═══ GIVEN DATA
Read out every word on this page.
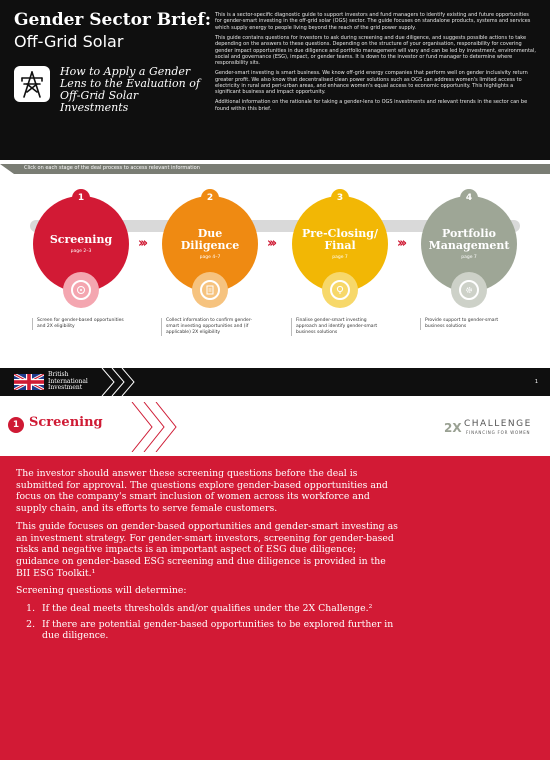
Gender Sector Brief:
Off-Grid Solar
How to Apply a Gender Lens to the Evaluation of Off-Grid Solar Investments

This is a sector-specific diagnostic guide to support investors and fund managers to identify existing and future opportunities for gender-smart investing in the off-grid solar (OGS) sector. The guide focuses on standalone products, systems and services which supply energy to people living beyond the reach of the grid power supply.

This guide contains questions for investors to ask during screening and due diligence, and suggests possible actions to take depending on the answers to these questions. Depending on the structure of your organisation, responsibility for covering gender impact opportunities in due diligence and portfolio management will vary and can be led by investment, environmental, social and governance (ESG), impact, or gender teams. It is down to the investor or fund manager to determine where responsibility sits.

Gender-smart investing is smart business. We know off-grid energy companies that perform well on gender inclusivity return greater profit. We also know that decentralised clean power solutions such as OGS can address women's limited access to electricity in rural and peri-urban areas, and enhance women's equal access to economic opportunity. This highlights a significant business and impact opportunity.

Additional information on the rationale for taking a gender-lens to OGS investments and relevant trends in the sector can be found within this brief.

Click on each stage of the deal process to access relevant information
Screening
page 2–3
1
Screen for gender-based opportunities and 2X eligibility
›››
Due
Diligence
page 4–7
2
Collect information to confirm gender-smart investing opportunities and (if applicable) 2X eligibility
›››
Pre-Closing/
Final
page 7
3
Finalise gender-smart investing approach and identify gender-smart business solutions
›››
Portfolio
Management
page 7
4
Provide support to gender-smart business solutions
British
International
Investment
1
1 Screening	2X CHALLENGE
FINANCING FOR WOMEN

The investor should answer these screening questions before the deal is submitted for approval. The questions explore gender-based opportunities and focus on the company's smart inclusion of women across its workforce and supply chain, and its efforts to serve female customers.

This guide focuses on gender-based opportunities and gender-smart investing as an investment strategy. For gender-smart investors, screening for gender-based risks and negative impacts is an important aspect of ESG due diligence; guidance on gender-based ESG screening and due diligence is provided in the BII ESG Toolkit.¹

Screening questions will determine:

1. If the deal meets thresholds and/or qualifies under the 2X Challenge.²
2. If there are potential gender-based opportunities to be explored further in due diligence.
══════
WHAT THE TASK ASKS: Pictures are to be left out; the records above must be repeated word for word.

CORRECT RESULT:
Read out every word on this page.
Gender Sector Brief:
Off-Grid Solar
How to Apply a Gender Lens to the Evaluation of Off-Grid Solar Investments

This is a sector-specific diagnostic guide to support investors and fund managers to identify existing and future opportunities for gender-smart investing in the off-grid solar (OGS) sector. The guide focuses on standalone products, systems and services which supply energy to people living beyond the reach of the grid power supply.

This guide contains questions for investors to ask during screening and due diligence, and suggests possible actions to take depending on the answers to these questions. Depending on the structure of your organisation, responsibility for covering gender impact opportunities in due diligence and portfolio management will vary and can be led by investment, environmental, social and governance (ESG), impact, or gender teams. It is down to the investor or fund manager to determine where responsibility sits.

Gender-smart investing is smart business. We know off-grid energy companies that perform well on gender inclusivity return greater profit. We also know that decentralised clean power solutions such as OGS can address women's limited access to electricity in rural and peri-urban areas, and enhance women's equal access to economic opportunity. This highlights a significant business and impact opportunity.

Additional information on the rationale for taking a gender-lens to OGS investments and relevant trends in the sector can be found within this brief.

Click on each stage of the deal process to access relevant information
Screening
page 2–3
1
Screen for gender-based opportunities and 2X eligibility
›››
Due
Diligence
page 4–7
2
Collect information to confirm gender-smart investing opportunities and (if applicable) 2X eligibility
›››
Pre-Closing/
Final
page 7
3
Finalise gender-smart investing approach and identify gender-smart business solutions
›››
Portfolio
Management
page 7
4
Provide support to gender-smart business solutions
British
International
Investment
1
1 Screening	2X CHALLENGE
FINANCING FOR WOMEN

The investor should answer these screening questions before the deal is submitted for approval. The questions explore gender-based opportunities and focus on the company's smart inclusion of women across its workforce and supply chain, and its efforts to serve female customers.

This guide focuses on gender-based opportunities and gender-smart investing as an investment strategy. For gender-smart investors, screening for gender-based risks and negative impacts is an important aspect of ESG due diligence; guidance on gender-based ESG screening and due diligence is provided in the BII ESG Toolkit.¹

Screening questions will determine:

1. If the deal meets thresholds and/or qualifies under the 2X Challenge.²
2. If there are potential gender-based opportunities to be explored further in due diligence.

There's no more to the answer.